WHAT IS REQUIRED = Collect each line containing "through".

-- START OF EXCERPTED DATA --

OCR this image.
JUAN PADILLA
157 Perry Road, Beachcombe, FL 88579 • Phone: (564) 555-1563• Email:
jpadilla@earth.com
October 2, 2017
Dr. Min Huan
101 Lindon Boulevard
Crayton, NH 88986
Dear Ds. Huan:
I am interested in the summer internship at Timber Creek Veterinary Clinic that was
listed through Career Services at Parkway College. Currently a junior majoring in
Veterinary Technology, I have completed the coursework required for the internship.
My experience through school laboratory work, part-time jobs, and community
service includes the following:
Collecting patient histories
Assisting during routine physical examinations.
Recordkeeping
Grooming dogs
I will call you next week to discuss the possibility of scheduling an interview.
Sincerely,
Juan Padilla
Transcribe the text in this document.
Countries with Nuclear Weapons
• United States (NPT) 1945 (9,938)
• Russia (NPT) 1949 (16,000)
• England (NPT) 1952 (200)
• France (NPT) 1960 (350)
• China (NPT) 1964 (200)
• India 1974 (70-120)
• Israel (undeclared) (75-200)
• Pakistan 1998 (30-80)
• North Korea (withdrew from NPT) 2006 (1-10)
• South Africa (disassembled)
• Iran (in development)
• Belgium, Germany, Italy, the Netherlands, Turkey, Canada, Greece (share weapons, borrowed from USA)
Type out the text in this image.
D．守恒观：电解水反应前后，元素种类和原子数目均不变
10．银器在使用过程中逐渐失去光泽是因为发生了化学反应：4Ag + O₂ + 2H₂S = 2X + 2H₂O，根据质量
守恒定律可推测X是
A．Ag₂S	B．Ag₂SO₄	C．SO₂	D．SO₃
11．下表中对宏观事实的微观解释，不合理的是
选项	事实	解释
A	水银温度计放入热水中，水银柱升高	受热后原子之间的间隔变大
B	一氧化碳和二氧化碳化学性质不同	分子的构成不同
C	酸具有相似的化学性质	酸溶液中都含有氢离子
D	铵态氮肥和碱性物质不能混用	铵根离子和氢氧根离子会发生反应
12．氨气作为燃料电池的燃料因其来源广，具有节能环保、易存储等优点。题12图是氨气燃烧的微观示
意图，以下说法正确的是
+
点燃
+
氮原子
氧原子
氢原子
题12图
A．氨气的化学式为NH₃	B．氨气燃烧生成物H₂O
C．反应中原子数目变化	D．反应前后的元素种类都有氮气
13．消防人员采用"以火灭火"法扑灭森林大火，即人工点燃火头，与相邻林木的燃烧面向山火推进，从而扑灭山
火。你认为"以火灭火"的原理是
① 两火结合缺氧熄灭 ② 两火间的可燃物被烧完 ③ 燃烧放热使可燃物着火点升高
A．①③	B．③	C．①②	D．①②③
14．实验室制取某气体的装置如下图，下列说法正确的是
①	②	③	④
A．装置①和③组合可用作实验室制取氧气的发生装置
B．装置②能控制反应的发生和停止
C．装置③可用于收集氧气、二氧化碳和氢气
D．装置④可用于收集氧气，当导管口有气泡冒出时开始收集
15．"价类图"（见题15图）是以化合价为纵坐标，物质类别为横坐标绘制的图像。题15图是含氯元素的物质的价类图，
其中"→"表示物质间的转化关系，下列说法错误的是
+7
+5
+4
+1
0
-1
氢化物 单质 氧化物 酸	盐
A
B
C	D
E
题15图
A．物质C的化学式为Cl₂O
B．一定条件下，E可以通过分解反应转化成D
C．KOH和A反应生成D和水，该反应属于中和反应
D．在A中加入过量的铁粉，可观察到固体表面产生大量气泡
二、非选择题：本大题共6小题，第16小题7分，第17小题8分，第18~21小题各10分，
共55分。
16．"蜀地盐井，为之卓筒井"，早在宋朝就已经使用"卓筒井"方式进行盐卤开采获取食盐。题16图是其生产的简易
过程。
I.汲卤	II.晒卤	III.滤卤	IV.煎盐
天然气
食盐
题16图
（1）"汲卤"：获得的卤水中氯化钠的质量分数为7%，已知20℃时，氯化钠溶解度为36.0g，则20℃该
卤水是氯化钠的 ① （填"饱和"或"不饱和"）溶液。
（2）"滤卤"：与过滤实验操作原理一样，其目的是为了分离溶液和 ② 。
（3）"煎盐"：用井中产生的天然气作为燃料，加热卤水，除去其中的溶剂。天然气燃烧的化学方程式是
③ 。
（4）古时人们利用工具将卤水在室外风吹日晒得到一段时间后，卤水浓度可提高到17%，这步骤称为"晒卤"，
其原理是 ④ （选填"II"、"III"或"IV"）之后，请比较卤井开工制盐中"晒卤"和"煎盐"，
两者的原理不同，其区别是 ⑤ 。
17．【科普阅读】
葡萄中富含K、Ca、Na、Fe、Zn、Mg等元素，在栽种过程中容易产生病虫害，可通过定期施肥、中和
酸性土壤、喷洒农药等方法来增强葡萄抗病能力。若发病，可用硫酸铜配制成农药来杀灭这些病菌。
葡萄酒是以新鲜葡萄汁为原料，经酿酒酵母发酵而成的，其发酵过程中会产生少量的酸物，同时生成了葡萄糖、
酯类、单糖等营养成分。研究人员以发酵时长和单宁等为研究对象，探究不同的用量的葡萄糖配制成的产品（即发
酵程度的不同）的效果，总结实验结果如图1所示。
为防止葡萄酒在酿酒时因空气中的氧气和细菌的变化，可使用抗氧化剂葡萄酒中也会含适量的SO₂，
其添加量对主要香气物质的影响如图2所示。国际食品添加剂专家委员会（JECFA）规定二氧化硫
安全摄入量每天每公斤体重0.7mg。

-- END OF EXCERPTED DATA --

ANSWER TO THIS EXERCISE =
listed through Career Services at Parkway College. Currently a junior majoring in
My experience through school laboratory work, part-time jobs, and community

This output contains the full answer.